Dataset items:
━━━━━━

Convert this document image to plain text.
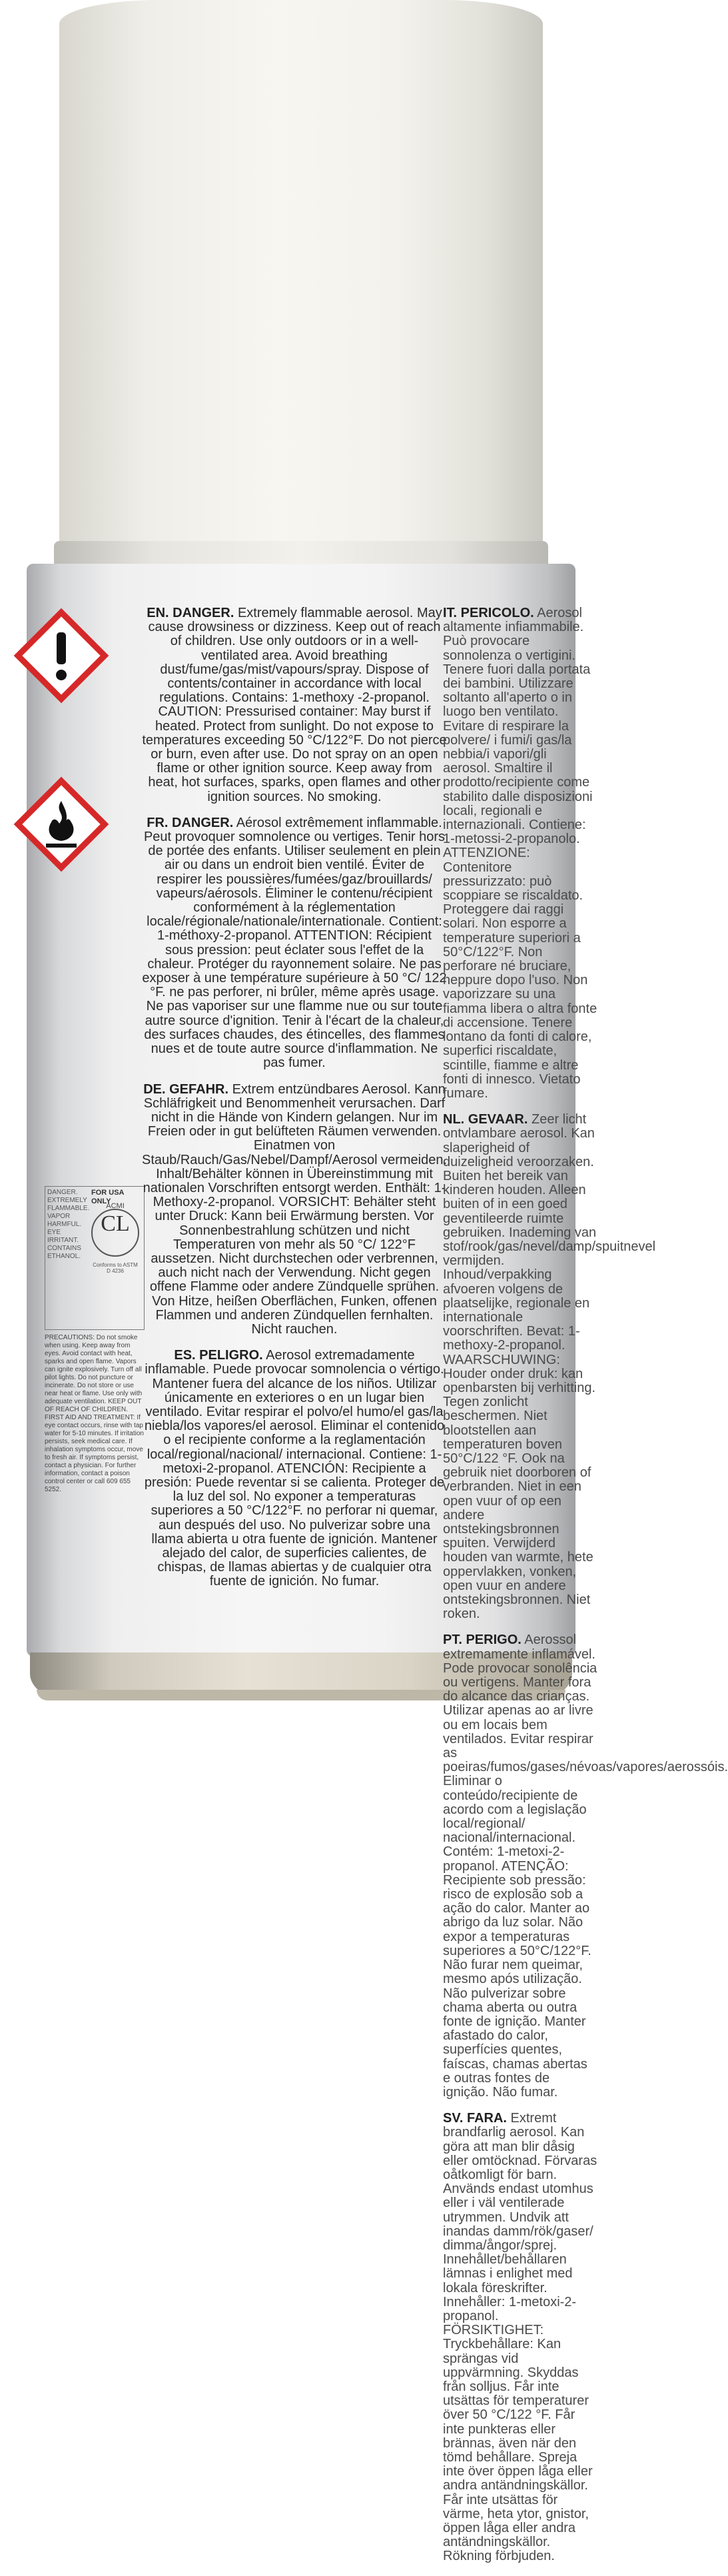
DANGER. EXTREMELY FLAMMABLE. VAPOR HARMFUL. EYE IRRITANT. CONTAINS ETHANOL.
FOR USA ONLY
ACMI
CL
Conforms to ASTM D 4236
PRECAUTIONS: Do not smoke when using. Keep away from eyes. Avoid contact with heat, sparks and open flame. Vapors can ignite explosively. Turn off all pilot lights. Do not puncture or incinerate. Do not store or use near heat or flame. Use only with adequate ventilation. KEEP OUT OF REACH OF CHILDREN. FIRST AID AND TREATMENT: If eye contact occurs, rinse with tap water for 5-10 minutes. If irritation persists, seek medical care. If inhalation symptoms occur, move to fresh air. If symptoms persist, contact a physician. For further information, contact a poison control center or call 609 655 5252.
EN. DANGER. Extremely flammable aerosol. May cause drowsiness or dizziness. Keep out of reach of children. Use only outdoors or in a well-ventilated area. Avoid breathing dust/fume/gas/mist/vapours/spray. Dispose of contents/container in accordance with local regulations. Contains: 1-methoxy -2-propanol. CAUTION: Pressurised container: May burst if heated. Protect from sunlight. Do not expose to temperatures exceeding 50 °C/122°F. Do not pierce or burn, even after use. Do not spray on an open flame or other ignition source. Keep away from heat, hot surfaces, sparks, open flames and other ignition sources. No smoking.
FR. DANGER. Aérosol extrêmement inflammable. Peut provoquer somnolence ou vertiges. Tenir hors de portée des enfants. Utiliser seulement en plein air ou dans un endroit bien ventilé. Éviter de respirer les poussières/fumées/gaz/brouillards/ vapeurs/aérosols. Éliminer le contenu/récipient conformément à la réglementation locale/régionale/nationale/internationale. Contient: 1-méthoxy-2-propanol. ATTENTION: Récipient sous pression: peut éclater sous l'effet de la chaleur. Protéger du rayonnement solaire. Ne pas exposer à une température supérieure à 50 °C/ 122 °F. ne pas perforer, ni brûler, même après usage. Ne pas vaporiser sur une flamme nue ou sur toute autre source d'ignition. Tenir à l'écart de la chaleur, des surfaces chaudes, des étincelles, des flammes nues et de toute autre source d'inflammation. Ne pas fumer.
DE. GEFAHR. Extrem entzündbares Aerosol. Kann Schläfrigkeit und Benommenheit verursachen. Darf nicht in die Hände von Kindern gelangen. Nur im Freien oder in gut belüfteten Räumen verwenden. Einatmen von Staub/Rauch/Gas/Nebel/Dampf/Aerosol vermeiden. Inhalt/Behälter können in Übereinstimmung mit nationalen Vorschriften entsorgt werden. Enthält: 1-Methoxy-2-propanol. VORSICHT: Behälter steht unter Druck: Kann beii Erwärmung bersten. Vor Sonnenbestrahlung schützen und nicht Temperaturen von mehr als 50 °C/ 122°F aussetzen. Nicht durchstechen oder verbrennen, auch nicht nach der Verwendung. Nicht gegen offene Flamme oder andere Zündquelle sprühen. Von Hitze, heißen Oberflächen, Funken, offenen Flammen und anderen Zündquellen fernhalten. Nicht rauchen.
ES. PELIGRO. Aerosol extremadamente inflamable. Puede provocar somnolencia o vértigo. Mantener fuera del alcance de los niños. Utilizar únicamente en exteriores o en un lugar bien ventilado. Evitar respirar el polvo/el humo/el gas/la niebla/los vapores/el aerosol. Eliminar el contenido o el recipiente conforme a la reglamentación local/regional/nacional/ internacional. Contiene: 1-metoxi-2-propanol. ATENCIÓN: Recipiente a presión: Puede reventar si se calienta. Proteger de la luz del sol. No exponer a temperaturas superiores a 50 °C/122°F. no perforar ni quemar, aun después del uso. No pulverizar sobre una llama abierta u otra fuente de ignición. Mantener alejado del calor, de superficies calientes, de chispas, de llamas abiertas y de cualquier otra fuente de ignición. No fumar.
IT. PERICOLO. Aerosol altamente infiammabile. Può provocare sonnolenza o vertigini. Tenere fuori dalla portata dei bambini. Utilizzare soltanto all'aperto o in luogo ben ventilato. Evitare di respirare la polvere/ i fumi/i gas/la nebbia/i vapori/gli aerosol. Smaltire il prodotto/recipiente come stabilito dalle disposizioni locali, regionali e internazionali. Contiene: 1-metossi-2-propanolo. ATTENZIONE: Contenitore pressurizzato: può scoppiare se riscaldato. Proteggere dai raggi solari. Non esporre a temperature superiori a 50°C/122°F. Non perforare né bruciare, neppure dopo l'uso. Non vaporizzare su una fiamma libera o altra fonte di accensione. Tenere lontano da fonti di calore, superfici riscaldate, scintille, fiamme e altre fonti di innesco. Vietato fumare.
NL. GEVAAR. Zeer licht ontvlambare aerosol. Kan slaperigheid of duizeligheid veroorzaken. Buiten het bereik van kinderen houden. Alleen buiten of in een goed geventileerde ruimte gebruiken. Inademing van stof/rook/gas/nevel/damp/spuitnevel vermijden. Inhoud/verpakking afvoeren volgens de plaatselijke, regionale en internationale voorschriften. Bevat: 1-methoxy-2-propanol. WAARSCHUWING: Houder onder druk: kan openbarsten bij verhitting. Tegen zonlicht beschermen. Niet blootstellen aan temperaturen boven 50°C/122 °F. Ook na gebruik niet doorboren of verbranden. Niet in een open vuur of op een andere ontstekingsbronnen spuiten. Verwijderd houden van warmte, hete oppervlakken, vonken, open vuur en andere ontstekingsbronnen. Niet roken.
PT. PERIGO. Aerossol extremamente inflamável. Pode provocar sonolência ou vertigens. Manter fora do alcance das crianças. Utilizar apenas ao ar livre ou em locais bem ventilados. Evitar respirar as poeiras/fumos/gases/névoas/vapores/aerossóis. Eliminar o conteúdo/recipiente de acordo com a legislação local/regional/ nacional/internacional. Contém: 1-metoxi-2-propanol. ATENÇÃO: Recipiente sob pressão: risco de explosão sob a ação do calor. Manter ao abrigo da luz solar. Não expor a temperaturas superiores a 50°C/122°F. Não furar nem queimar, mesmo após utilização. Não pulverizar sobre chama aberta ou outra fonte de ignição. Manter afastado do calor, superfícies quentes, faíscas, chamas abertas e outras fontes de ignição. Não fumar.
SV. FARA. Extremt brandfarlig aerosol. Kan göra att man blir dåsig eller omtöcknad. Förvaras oåtkomligt för barn. Används endast utomhus eller i väl ventilerade utrymmen. Undvik att inandas damm/rök/gaser/ dimma/ångor/sprej. Innehållet/behållaren lämnas i enlighet med lokala föreskrifter. Innehåller: 1-metoxi-2-propanol. FÖRSIKTIGHET: Tryckbehållare: Kan sprängas vid uppvärmning. Skyddas från solljus. Får inte utsättas för temperaturer över 50 °C/122 °F. Får inte punkteras eller brännas, även när den tömd behållare. Spreja inte över öppen låga eller andra antändningskällor. Får inte utsättas för värme, heta ytor, gnistor, öppen låga eller andra antändningskällor. Rökning förbjuden.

━━━━━━

[SET TASK]: Pictures in the records above are left out; print everything else exactly as written.

[ANSWER IN FULL]:
Convert this document image to plain text.
DANGER. EXTREMELY FLAMMABLE. VAPOR HARMFUL. EYE IRRITANT. CONTAINS ETHANOL.
FOR USA ONLY
ACMI
CL
Conforms to ASTM D 4236
PRECAUTIONS: Do not smoke when using. Keep away from eyes. Avoid contact with heat, sparks and open flame. Vapors can ignite explosively. Turn off all pilot lights. Do not puncture or incinerate. Do not store or use near heat or flame. Use only with adequate ventilation. KEEP OUT OF REACH OF CHILDREN. FIRST AID AND TREATMENT: If eye contact occurs, rinse with tap water for 5-10 minutes. If irritation persists, seek medical care. If inhalation symptoms occur, move to fresh air. If symptoms persist, contact a physician. For further information, contact a poison control center or call 609 655 5252.
EN. DANGER. Extremely flammable aerosol. May cause drowsiness or dizziness. Keep out of reach of children. Use only outdoors or in a well-ventilated area. Avoid breathing dust/fume/gas/mist/vapours/spray. Dispose of contents/container in accordance with local regulations. Contains: 1-methoxy -2-propanol. CAUTION: Pressurised container: May burst if heated. Protect from sunlight. Do not expose to temperatures exceeding 50 °C/122°F. Do not pierce or burn, even after use. Do not spray on an open flame or other ignition source. Keep away from heat, hot surfaces, sparks, open flames and other ignition sources. No smoking.
FR. DANGER. Aérosol extrêmement inflammable. Peut provoquer somnolence ou vertiges. Tenir hors de portée des enfants. Utiliser seulement en plein air ou dans un endroit bien ventilé. Éviter de respirer les poussières/fumées/gaz/brouillards/ vapeurs/aérosols. Éliminer le contenu/récipient conformément à la réglementation locale/régionale/nationale/internationale. Contient: 1-méthoxy-2-propanol. ATTENTION: Récipient sous pression: peut éclater sous l'effet de la chaleur. Protéger du rayonnement solaire. Ne pas exposer à une température supérieure à 50 °C/ 122 °F. ne pas perforer, ni brûler, même après usage. Ne pas vaporiser sur une flamme nue ou sur toute autre source d'ignition. Tenir à l'écart de la chaleur, des surfaces chaudes, des étincelles, des flammes nues et de toute autre source d'inflammation. Ne pas fumer.
DE. GEFAHR. Extrem entzündbares Aerosol. Kann Schläfrigkeit und Benommenheit verursachen. Darf nicht in die Hände von Kindern gelangen. Nur im Freien oder in gut belüfteten Räumen verwenden. Einatmen von Staub/Rauch/Gas/Nebel/Dampf/Aerosol vermeiden. Inhalt/Behälter können in Übereinstimmung mit nationalen Vorschriften entsorgt werden. Enthält: 1-Methoxy-2-propanol. VORSICHT: Behälter steht unter Druck: Kann beii Erwärmung bersten. Vor Sonnenbestrahlung schützen und nicht Temperaturen von mehr als 50 °C/ 122°F aussetzen. Nicht durchstechen oder verbrennen, auch nicht nach der Verwendung. Nicht gegen offene Flamme oder andere Zündquelle sprühen. Von Hitze, heißen Oberflächen, Funken, offenen Flammen und anderen Zündquellen fernhalten. Nicht rauchen.
ES. PELIGRO. Aerosol extremadamente inflamable. Puede provocar somnolencia o vértigo. Mantener fuera del alcance de los niños. Utilizar únicamente en exteriores o en un lugar bien ventilado. Evitar respirar el polvo/el humo/el gas/la niebla/los vapores/el aerosol. Eliminar el contenido o el recipiente conforme a la reglamentación local/regional/nacional/ internacional. Contiene: 1-metoxi-2-propanol. ATENCIÓN: Recipiente a presión: Puede reventar si se calienta. Proteger de la luz del sol. No exponer a temperaturas superiores a 50 °C/122°F. no perforar ni quemar, aun después del uso. No pulverizar sobre una llama abierta u otra fuente de ignición. Mantener alejado del calor, de superficies calientes, de chispas, de llamas abiertas y de cualquier otra fuente de ignición. No fumar.
IT. PERICOLO. Aerosol altamente infiammabile. Può provocare sonnolenza o vertigini. Tenere fuori dalla portata dei bambini. Utilizzare soltanto all'aperto o in luogo ben ventilato. Evitare di respirare la polvere/ i fumi/i gas/la nebbia/i vapori/gli aerosol. Smaltire il prodotto/recipiente come stabilito dalle disposizioni locali, regionali e internazionali. Contiene: 1-metossi-2-propanolo. ATTENZIONE: Contenitore pressurizzato: può scoppiare se riscaldato. Proteggere dai raggi solari. Non esporre a temperature superiori a 50°C/122°F. Non perforare né bruciare, neppure dopo l'uso. Non vaporizzare su una fiamma libera o altra fonte di accensione. Tenere lontano da fonti di calore, superfici riscaldate, scintille, fiamme e altre fonti di innesco. Vietato fumare.
NL. GEVAAR. Zeer licht ontvlambare aerosol. Kan slaperigheid of duizeligheid veroorzaken. Buiten het bereik van kinderen houden. Alleen buiten of in een goed geventileerde ruimte gebruiken. Inademing van stof/rook/gas/nevel/damp/spuitnevel vermijden. Inhoud/verpakking afvoeren volgens de plaatselijke, regionale en internationale voorschriften. Bevat: 1-methoxy-2-propanol. WAARSCHUWING: Houder onder druk: kan openbarsten bij verhitting. Tegen zonlicht beschermen. Niet blootstellen aan temperaturen boven 50°C/122 °F. Ook na gebruik niet doorboren of verbranden. Niet in een open vuur of op een andere ontstekingsbronnen spuiten. Verwijderd houden van warmte, hete oppervlakken, vonken, open vuur en andere ontstekingsbronnen. Niet roken.
PT. PERIGO. Aerossol extremamente inflamável. Pode provocar sonolência ou vertigens. Manter fora do alcance das crianças. Utilizar apenas ao ar livre ou em locais bem ventilados. Evitar respirar as poeiras/fumos/gases/névoas/vapores/aerossóis. Eliminar o conteúdo/recipiente de acordo com a legislação local/regional/ nacional/internacional. Contém: 1-metoxi-2-propanol. ATENÇÃO: Recipiente sob pressão: risco de explosão sob a ação do calor. Manter ao abrigo da luz solar. Não expor a temperaturas superiores a 50°C/122°F. Não furar nem queimar, mesmo após utilização. Não pulverizar sobre chama aberta ou outra fonte de ignição. Manter afastado do calor, superfícies quentes, faíscas, chamas abertas e outras fontes de ignição. Não fumar.
SV. FARA. Extremt brandfarlig aerosol. Kan göra att man blir dåsig eller omtöcknad. Förvaras oåtkomligt för barn. Används endast utomhus eller i väl ventilerade utrymmen. Undvik att inandas damm/rök/gaser/ dimma/ångor/sprej. Innehållet/behållaren lämnas i enlighet med lokala föreskrifter. Innehåller: 1-metoxi-2-propanol. FÖRSIKTIGHET: Tryckbehållare: Kan sprängas vid uppvärmning. Skyddas från solljus. Får inte utsättas för temperaturer över 50 °C/122 °F. Får inte punkteras eller brännas, även när den tömd behållare. Spreja inte över öppen låga eller andra antändningskällor. Får inte utsättas för värme, heta ytor, gnistor, öppen låga eller andra antändningskällor. Rökning förbjuden.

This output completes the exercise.